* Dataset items
# # # #

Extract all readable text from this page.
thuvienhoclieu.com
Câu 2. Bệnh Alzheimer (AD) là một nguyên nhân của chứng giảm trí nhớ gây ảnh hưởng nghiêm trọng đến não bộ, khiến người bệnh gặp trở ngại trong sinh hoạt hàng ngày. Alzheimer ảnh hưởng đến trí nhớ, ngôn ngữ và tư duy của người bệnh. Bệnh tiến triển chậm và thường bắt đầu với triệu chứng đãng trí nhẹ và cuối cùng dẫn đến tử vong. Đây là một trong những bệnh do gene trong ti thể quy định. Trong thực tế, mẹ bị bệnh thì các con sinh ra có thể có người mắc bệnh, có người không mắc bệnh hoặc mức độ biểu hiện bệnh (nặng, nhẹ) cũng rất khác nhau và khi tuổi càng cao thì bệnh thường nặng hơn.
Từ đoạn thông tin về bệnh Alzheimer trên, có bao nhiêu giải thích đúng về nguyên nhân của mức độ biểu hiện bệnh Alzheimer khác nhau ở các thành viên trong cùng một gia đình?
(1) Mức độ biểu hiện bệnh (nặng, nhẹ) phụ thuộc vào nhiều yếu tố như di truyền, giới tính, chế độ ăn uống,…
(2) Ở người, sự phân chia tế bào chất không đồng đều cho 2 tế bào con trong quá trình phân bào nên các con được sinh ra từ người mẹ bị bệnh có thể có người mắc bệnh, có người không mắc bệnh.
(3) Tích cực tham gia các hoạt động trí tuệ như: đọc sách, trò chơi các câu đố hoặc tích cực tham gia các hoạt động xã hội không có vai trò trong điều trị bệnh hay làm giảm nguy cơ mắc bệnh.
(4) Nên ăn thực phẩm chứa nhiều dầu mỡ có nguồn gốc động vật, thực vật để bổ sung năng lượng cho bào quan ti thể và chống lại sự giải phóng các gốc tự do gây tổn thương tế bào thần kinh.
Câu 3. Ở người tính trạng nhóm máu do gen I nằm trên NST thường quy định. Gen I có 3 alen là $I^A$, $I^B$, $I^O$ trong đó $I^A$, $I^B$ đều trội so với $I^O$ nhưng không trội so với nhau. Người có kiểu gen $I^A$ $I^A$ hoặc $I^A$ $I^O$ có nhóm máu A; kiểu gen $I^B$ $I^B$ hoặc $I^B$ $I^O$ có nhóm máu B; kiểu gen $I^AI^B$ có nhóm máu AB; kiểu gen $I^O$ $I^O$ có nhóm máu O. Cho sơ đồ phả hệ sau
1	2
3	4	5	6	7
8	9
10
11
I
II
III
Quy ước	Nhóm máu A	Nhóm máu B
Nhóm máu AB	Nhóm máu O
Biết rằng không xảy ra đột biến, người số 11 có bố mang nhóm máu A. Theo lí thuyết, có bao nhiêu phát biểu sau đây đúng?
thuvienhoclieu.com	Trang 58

# # # #

* What to do
After the last line of the data, restate all the entries verbatim.

* The answer
Extract all readable text from this page.
thuvienhoclieu.com
Câu 2. Bệnh Alzheimer (AD) là một nguyên nhân của chứng giảm trí nhớ gây ảnh hưởng nghiêm trọng đến não bộ, khiến người bệnh gặp trở ngại trong sinh hoạt hàng ngày. Alzheimer ảnh hưởng đến trí nhớ, ngôn ngữ và tư duy của người bệnh. Bệnh tiến triển chậm và thường bắt đầu với triệu chứng đãng trí nhẹ và cuối cùng dẫn đến tử vong. Đây là một trong những bệnh do gene trong ti thể quy định. Trong thực tế, mẹ bị bệnh thì các con sinh ra có thể có người mắc bệnh, có người không mắc bệnh hoặc mức độ biểu hiện bệnh (nặng, nhẹ) cũng rất khác nhau và khi tuổi càng cao thì bệnh thường nặng hơn.
Từ đoạn thông tin về bệnh Alzheimer trên, có bao nhiêu giải thích đúng về nguyên nhân của mức độ biểu hiện bệnh Alzheimer khác nhau ở các thành viên trong cùng một gia đình?
(1) Mức độ biểu hiện bệnh (nặng, nhẹ) phụ thuộc vào nhiều yếu tố như di truyền, giới tính, chế độ ăn uống,…
(2) Ở người, sự phân chia tế bào chất không đồng đều cho 2 tế bào con trong quá trình phân bào nên các con được sinh ra từ người mẹ bị bệnh có thể có người mắc bệnh, có người không mắc bệnh.
(3) Tích cực tham gia các hoạt động trí tuệ như: đọc sách, trò chơi các câu đố hoặc tích cực tham gia các hoạt động xã hội không có vai trò trong điều trị bệnh hay làm giảm nguy cơ mắc bệnh.
(4) Nên ăn thực phẩm chứa nhiều dầu mỡ có nguồn gốc động vật, thực vật để bổ sung năng lượng cho bào quan ti thể và chống lại sự giải phóng các gốc tự do gây tổn thương tế bào thần kinh.
Câu 3. Ở người tính trạng nhóm máu do gen I nằm trên NST thường quy định. Gen I có 3 alen là $I^A$, $I^B$, $I^O$ trong đó $I^A$, $I^B$ đều trội so với $I^O$ nhưng không trội so với nhau. Người có kiểu gen $I^A$ $I^A$ hoặc $I^A$ $I^O$ có nhóm máu A; kiểu gen $I^B$ $I^B$ hoặc $I^B$ $I^O$ có nhóm máu B; kiểu gen $I^AI^B$ có nhóm máu AB; kiểu gen $I^O$ $I^O$ có nhóm máu O. Cho sơ đồ phả hệ sau
1	2
3	4	5	6	7
8	9
10
11
I
II
III
Quy ước	Nhóm máu A	Nhóm máu B
Nhóm máu AB	Nhóm máu O
Biết rằng không xảy ra đột biến, người số 11 có bố mang nhóm máu A. Theo lí thuyết, có bao nhiêu phát biểu sau đây đúng?
thuvienhoclieu.com	Trang 58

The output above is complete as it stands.